• **GIVEN REQUEST A**
Can you rewrite the paragraph in the R32 GTR thread that begins "After various posts and feedback" more briefly, keeping its main facts?
• **GIVEN REQUEST B**
Could you carry on the R32 GTR thread from where it stops?

• **EXCERPTED TEXT**

========================================================================

# My R32 GTR



## alternatengine (May 17, 2006)

Hello,

After various posts and feedback I finally decided on how i wanted my car to look... It's been a year but I can safely say I am now quite chuffed at the final outcome.... 

Only thing left to do is knock down the TEIN's 10-15mm.... Would like some opinion though as I have had second thoughts after feedback from friends who think it sits at a nive height.

These pics were taken at JAE 2010 using a lowly iPhone camera.. My car was on the edinburghcruise.co.uk stand.

Opinions welcome good or bad.


































































































Thanks


----------



## Ginzilla (Jan 25, 2010)

Thats hot! I'd try lowering it a little more.

Gin


----------



## ANDY H (Mar 17, 2005)

ce28's + R32 = winner!!!!
very nice car!


----------



## *Shane* (Jul 21, 2009)

lovely car mate, wheels are mint on it


----------



## R32 GTR R32 GTR (Nov 27, 2009)

slam it to the floor


----------



## saltyno1 (Sep 12, 2010)

great looking 32 wheels are sweet


----------



## tarmac terror (Jul 16, 2003)

Lovely looking R32 there mate. Good to see another north of the border! 


TT


----------



## Fuel Performance (Aug 31, 2010)

Looks Great!!


----------



## Cris (Sep 17, 2007)

Good choice of car colour and wheel colour.


----------



## alternatengine (May 17, 2006)

Couple of my mates pics... slightly better quality phone!


----------



## inFOCUS (Jul 2, 2004)

========================================================================

• **EXTRACTED INFORMATION**

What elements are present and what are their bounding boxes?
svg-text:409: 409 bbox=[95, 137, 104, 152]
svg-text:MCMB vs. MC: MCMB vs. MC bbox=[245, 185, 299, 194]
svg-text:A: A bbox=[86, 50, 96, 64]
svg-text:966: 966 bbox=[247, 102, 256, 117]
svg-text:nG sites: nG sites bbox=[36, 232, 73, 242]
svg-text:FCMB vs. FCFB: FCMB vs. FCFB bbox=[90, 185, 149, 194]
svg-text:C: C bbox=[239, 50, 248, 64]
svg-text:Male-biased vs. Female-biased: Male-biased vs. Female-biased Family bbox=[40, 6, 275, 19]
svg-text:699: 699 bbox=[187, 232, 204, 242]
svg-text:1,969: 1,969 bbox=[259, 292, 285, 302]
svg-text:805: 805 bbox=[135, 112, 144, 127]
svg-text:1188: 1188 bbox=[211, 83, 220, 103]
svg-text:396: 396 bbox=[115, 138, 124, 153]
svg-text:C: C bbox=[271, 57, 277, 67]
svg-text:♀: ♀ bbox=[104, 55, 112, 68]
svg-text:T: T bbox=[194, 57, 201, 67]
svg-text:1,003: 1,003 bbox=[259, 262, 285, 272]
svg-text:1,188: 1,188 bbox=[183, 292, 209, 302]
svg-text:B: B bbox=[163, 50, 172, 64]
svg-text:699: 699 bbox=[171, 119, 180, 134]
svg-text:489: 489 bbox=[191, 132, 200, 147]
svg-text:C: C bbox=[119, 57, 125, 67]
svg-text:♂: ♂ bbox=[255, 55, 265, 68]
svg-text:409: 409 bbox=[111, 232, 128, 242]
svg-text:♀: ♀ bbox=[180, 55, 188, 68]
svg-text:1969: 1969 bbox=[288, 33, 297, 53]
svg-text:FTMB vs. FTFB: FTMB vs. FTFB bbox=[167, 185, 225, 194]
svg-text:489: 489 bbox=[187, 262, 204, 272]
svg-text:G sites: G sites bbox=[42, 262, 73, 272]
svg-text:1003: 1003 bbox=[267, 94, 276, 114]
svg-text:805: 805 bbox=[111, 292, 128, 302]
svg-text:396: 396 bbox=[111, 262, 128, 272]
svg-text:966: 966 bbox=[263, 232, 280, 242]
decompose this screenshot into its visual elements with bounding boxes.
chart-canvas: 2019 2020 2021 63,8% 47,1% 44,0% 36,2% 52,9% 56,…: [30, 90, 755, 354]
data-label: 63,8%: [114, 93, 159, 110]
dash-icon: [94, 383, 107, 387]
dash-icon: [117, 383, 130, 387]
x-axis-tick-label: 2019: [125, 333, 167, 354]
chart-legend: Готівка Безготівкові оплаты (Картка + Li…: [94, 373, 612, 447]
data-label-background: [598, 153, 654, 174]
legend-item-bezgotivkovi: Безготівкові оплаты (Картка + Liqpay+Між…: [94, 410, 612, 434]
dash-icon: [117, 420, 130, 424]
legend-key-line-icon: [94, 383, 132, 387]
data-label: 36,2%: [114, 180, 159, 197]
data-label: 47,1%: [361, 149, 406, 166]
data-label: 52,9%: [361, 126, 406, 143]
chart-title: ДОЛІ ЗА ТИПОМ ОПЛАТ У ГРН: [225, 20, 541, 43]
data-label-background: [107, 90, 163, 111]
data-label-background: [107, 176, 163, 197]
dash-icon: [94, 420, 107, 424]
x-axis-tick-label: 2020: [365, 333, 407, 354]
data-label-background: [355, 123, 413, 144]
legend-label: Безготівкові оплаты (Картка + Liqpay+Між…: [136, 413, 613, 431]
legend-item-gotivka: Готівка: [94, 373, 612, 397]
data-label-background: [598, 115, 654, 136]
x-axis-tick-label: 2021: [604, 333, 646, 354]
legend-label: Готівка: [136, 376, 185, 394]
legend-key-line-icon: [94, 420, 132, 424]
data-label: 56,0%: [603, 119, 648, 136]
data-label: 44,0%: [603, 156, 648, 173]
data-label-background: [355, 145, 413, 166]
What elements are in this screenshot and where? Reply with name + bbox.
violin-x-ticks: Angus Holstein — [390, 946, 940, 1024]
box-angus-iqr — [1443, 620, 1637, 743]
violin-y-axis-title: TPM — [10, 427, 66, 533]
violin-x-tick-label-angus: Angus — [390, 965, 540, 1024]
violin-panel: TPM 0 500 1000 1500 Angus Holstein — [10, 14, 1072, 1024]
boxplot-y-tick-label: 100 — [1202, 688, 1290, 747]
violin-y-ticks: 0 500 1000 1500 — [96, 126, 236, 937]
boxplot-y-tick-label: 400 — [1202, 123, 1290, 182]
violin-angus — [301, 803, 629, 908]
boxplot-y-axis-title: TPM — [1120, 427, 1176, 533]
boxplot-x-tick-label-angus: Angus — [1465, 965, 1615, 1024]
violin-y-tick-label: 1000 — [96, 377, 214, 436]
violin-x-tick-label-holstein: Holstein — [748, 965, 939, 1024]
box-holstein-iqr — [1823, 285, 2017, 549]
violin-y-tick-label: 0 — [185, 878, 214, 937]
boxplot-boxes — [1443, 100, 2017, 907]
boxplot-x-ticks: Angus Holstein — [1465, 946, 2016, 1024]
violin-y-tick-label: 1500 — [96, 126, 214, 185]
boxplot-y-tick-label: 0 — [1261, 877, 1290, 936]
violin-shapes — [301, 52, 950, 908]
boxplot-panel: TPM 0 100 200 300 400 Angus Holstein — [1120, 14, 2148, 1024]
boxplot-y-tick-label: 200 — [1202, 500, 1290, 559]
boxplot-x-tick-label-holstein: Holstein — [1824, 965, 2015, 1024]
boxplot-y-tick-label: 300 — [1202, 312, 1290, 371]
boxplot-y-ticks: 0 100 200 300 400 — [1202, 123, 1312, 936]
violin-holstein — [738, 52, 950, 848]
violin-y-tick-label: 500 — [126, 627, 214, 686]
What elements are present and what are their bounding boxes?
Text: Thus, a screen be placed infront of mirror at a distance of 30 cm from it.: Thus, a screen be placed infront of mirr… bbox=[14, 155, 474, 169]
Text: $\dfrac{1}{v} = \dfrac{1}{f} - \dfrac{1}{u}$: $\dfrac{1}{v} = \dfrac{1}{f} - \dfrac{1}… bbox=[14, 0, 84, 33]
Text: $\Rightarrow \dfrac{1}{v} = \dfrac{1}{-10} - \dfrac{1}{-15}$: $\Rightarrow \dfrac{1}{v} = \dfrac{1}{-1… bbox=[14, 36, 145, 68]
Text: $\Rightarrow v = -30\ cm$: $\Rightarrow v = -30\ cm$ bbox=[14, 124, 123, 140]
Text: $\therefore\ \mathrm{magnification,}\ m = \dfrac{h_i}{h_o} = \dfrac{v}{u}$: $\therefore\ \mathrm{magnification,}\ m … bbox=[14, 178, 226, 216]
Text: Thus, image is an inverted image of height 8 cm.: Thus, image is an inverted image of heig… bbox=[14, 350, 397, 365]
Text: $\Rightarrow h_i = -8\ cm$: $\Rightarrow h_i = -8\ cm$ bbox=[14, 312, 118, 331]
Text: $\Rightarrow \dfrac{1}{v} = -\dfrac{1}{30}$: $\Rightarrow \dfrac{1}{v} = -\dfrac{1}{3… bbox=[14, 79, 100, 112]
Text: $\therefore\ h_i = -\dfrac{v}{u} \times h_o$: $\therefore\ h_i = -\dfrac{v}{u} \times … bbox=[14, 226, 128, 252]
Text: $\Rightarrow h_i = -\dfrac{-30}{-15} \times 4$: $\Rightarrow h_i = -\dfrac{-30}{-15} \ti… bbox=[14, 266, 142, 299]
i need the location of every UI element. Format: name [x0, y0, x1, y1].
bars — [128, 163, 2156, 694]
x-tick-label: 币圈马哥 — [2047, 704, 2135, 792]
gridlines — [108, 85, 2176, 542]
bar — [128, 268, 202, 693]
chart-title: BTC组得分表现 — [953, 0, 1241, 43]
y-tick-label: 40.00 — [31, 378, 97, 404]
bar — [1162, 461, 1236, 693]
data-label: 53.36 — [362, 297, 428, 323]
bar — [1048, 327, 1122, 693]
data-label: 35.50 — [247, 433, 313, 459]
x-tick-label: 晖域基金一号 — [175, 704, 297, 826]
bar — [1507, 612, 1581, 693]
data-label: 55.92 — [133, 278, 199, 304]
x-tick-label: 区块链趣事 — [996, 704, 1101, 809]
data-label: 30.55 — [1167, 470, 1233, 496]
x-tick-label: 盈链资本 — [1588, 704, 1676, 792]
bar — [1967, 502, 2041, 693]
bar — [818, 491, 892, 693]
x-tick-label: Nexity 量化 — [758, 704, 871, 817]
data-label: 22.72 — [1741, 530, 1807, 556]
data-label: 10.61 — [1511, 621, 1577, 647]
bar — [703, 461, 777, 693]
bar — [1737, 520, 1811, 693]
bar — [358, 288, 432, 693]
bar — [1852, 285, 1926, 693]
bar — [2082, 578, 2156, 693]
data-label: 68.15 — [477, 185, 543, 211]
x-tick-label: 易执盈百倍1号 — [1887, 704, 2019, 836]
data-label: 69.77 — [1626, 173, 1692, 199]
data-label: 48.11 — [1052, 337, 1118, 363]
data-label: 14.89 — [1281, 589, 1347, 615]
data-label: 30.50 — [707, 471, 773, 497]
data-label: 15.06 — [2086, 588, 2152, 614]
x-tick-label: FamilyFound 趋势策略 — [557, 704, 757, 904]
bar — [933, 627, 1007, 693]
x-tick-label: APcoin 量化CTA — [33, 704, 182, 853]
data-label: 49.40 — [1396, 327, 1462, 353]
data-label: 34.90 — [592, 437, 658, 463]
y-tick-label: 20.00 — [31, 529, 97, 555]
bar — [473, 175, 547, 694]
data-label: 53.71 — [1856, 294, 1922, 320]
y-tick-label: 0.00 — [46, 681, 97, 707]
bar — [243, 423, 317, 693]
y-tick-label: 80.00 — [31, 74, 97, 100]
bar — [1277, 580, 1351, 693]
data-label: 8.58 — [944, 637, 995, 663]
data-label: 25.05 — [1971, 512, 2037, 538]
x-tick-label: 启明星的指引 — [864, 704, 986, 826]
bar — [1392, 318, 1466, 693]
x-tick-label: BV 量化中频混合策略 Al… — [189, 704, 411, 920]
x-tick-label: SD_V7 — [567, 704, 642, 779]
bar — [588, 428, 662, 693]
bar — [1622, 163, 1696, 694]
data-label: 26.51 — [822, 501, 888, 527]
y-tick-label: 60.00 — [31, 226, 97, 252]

========================================================================

• **TASK OUTPUT A**
After posts and feedback, the owner settled on how the car should look and, a year on, is now quite pleased with the result.

• **TASK OUTPUT B**
looks awesome as it is, leave the ride height alone:thumbsup::thumbsup::thumbsup:


----------



## mcinallygsxr (Jan 26, 2009)

stunning car mate


----------



## Marlon88 (Sep 20, 2008)

CE28 wheels on a GTR are a perfect match 

Great looking car mate, take care of it and drive safely. :thumbsup:


----------



## Cris (Sep 17, 2007)

inFOCUS said:


> looks awesome as it is, leave the ride height alone:thumbsup::thumbsup::thumbsup:


I'd agree. Mine's in the process of being wound up. By eye yours looms to be a low as mine was.


----------



## Min-e (Sep 23, 2009)

Great example of a BNR32, and the ride height is perfect in my opinion. What is the size and offset of the wheels, as the width and offset look spot on!


----------



## Kadir (Mar 23, 2008)

Looks spot on!


----------



## ShaggyR32GTR (Feb 29, 2008)

Very nice:thumbsup:looks sweet just the way it is.


----------



## endo (Jul 11, 2007)

looks good man, you should come down to south queenferry this thursday  and meet up with the skyline folk


----------



## Mr CL7 (Jul 28, 2010)

Looking good


----------



## alternatengine (May 17, 2006)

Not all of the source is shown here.